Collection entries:
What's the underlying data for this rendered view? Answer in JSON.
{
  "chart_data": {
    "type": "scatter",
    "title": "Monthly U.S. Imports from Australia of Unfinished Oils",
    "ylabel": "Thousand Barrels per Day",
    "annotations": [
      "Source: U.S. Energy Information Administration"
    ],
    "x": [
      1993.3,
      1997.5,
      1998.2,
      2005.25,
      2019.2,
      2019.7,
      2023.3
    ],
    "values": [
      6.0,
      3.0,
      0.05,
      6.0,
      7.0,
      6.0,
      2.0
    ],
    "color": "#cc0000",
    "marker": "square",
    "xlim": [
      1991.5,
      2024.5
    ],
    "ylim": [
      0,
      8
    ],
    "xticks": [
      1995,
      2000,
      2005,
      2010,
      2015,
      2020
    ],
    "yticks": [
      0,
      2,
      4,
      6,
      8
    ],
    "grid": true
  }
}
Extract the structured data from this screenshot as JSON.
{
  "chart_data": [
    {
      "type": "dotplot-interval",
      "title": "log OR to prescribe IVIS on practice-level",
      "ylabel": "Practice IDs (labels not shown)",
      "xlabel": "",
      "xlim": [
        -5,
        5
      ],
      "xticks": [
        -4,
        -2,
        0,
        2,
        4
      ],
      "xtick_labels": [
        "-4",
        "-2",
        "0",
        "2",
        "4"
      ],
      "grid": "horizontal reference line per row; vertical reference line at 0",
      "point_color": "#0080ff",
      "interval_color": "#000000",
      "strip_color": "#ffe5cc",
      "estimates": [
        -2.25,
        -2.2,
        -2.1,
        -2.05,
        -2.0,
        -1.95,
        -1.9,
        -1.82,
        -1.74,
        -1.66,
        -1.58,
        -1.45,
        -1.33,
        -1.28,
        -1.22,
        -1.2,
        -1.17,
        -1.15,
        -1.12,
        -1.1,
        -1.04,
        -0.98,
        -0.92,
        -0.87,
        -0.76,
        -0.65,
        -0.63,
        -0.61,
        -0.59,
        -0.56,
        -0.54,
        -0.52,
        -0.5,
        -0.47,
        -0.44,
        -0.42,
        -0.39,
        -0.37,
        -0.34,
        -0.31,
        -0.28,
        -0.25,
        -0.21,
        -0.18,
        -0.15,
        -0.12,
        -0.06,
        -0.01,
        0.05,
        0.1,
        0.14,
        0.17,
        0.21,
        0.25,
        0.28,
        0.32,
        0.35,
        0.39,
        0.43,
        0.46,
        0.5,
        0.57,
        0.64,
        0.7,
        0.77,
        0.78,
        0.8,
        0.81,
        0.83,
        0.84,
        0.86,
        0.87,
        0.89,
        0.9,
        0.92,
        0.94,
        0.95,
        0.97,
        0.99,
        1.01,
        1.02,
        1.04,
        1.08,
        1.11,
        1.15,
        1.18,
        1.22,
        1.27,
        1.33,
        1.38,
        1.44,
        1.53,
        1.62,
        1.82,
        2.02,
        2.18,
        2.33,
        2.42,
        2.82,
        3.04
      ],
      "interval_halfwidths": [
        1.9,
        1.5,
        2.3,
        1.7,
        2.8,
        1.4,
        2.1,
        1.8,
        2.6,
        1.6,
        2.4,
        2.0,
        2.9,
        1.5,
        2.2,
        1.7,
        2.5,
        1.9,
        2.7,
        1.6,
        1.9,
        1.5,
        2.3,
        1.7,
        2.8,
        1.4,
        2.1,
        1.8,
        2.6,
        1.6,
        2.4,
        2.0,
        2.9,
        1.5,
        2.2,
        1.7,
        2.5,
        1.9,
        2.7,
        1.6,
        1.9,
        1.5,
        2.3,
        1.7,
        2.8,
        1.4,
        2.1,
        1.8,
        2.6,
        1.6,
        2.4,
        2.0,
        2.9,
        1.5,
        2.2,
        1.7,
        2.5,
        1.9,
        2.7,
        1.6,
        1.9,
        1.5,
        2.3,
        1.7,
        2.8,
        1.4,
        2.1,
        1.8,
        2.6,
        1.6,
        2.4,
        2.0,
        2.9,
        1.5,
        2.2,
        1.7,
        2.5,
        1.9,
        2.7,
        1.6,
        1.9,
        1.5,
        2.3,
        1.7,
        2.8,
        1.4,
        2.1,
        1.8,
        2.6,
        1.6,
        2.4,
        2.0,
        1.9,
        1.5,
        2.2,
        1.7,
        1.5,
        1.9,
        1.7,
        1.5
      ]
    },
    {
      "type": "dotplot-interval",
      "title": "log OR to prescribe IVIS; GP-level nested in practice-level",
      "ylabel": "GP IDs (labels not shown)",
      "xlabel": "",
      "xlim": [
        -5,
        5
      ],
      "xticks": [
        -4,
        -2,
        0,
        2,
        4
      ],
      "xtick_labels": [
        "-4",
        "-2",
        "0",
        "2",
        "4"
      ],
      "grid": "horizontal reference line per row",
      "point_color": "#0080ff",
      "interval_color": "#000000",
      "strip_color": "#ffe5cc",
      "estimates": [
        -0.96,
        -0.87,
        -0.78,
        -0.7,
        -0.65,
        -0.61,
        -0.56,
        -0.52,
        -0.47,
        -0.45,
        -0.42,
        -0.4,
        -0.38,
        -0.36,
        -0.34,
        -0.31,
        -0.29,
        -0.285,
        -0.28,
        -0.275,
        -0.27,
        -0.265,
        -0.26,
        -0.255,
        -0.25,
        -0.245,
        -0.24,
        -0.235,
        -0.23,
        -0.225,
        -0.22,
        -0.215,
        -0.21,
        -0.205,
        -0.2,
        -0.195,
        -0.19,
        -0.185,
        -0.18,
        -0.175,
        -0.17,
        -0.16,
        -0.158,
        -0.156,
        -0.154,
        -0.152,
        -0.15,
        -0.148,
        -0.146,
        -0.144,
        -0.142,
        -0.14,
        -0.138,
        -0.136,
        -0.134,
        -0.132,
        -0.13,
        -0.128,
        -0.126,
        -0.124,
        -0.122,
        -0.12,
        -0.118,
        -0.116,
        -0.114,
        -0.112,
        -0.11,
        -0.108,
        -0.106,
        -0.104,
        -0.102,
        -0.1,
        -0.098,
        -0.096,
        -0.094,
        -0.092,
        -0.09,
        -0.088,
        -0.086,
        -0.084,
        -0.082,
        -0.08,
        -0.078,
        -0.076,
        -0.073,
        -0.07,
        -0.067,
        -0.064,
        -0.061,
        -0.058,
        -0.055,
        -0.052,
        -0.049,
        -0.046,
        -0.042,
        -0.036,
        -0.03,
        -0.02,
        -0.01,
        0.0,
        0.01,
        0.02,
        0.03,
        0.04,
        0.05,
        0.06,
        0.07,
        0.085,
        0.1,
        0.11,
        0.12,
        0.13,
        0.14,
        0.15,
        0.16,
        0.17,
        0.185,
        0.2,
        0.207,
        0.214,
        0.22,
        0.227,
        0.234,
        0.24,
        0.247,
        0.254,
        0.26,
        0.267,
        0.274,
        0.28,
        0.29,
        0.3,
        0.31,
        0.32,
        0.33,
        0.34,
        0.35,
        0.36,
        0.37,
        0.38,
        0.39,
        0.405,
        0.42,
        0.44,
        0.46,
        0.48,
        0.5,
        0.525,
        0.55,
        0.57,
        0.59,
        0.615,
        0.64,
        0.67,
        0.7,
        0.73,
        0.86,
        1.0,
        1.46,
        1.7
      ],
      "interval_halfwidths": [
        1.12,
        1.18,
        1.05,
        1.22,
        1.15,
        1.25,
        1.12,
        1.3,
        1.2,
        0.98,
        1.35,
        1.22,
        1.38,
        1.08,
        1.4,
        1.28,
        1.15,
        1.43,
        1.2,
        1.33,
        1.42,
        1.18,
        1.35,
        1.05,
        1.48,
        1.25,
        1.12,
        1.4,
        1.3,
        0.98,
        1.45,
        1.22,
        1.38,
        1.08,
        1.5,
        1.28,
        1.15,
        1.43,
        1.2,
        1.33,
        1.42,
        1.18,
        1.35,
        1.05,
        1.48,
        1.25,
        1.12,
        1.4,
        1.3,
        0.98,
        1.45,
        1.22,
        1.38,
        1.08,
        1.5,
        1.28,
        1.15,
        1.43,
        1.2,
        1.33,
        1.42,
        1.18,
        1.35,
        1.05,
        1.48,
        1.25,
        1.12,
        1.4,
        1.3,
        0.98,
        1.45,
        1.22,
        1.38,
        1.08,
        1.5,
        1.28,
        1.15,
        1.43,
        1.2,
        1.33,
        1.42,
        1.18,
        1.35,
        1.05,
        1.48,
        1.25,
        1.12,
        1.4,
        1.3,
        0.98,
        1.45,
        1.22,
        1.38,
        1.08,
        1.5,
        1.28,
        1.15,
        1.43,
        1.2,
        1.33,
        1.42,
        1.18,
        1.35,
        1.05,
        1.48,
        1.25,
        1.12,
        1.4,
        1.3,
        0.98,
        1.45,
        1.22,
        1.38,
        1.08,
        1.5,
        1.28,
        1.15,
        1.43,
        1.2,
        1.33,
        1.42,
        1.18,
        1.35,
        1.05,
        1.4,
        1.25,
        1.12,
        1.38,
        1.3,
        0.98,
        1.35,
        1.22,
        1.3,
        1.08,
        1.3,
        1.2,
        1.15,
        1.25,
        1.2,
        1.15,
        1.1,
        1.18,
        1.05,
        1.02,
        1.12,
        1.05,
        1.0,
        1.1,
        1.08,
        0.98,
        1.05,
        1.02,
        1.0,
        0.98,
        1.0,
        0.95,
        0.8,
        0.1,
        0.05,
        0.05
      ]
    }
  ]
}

Task: Only lines with the string "shown" belong in your answer; copy each one.

Exercise output:
      "ylabel": "Practice IDs (labels not shown)",
      "ylabel": "GP IDs (labels not shown)",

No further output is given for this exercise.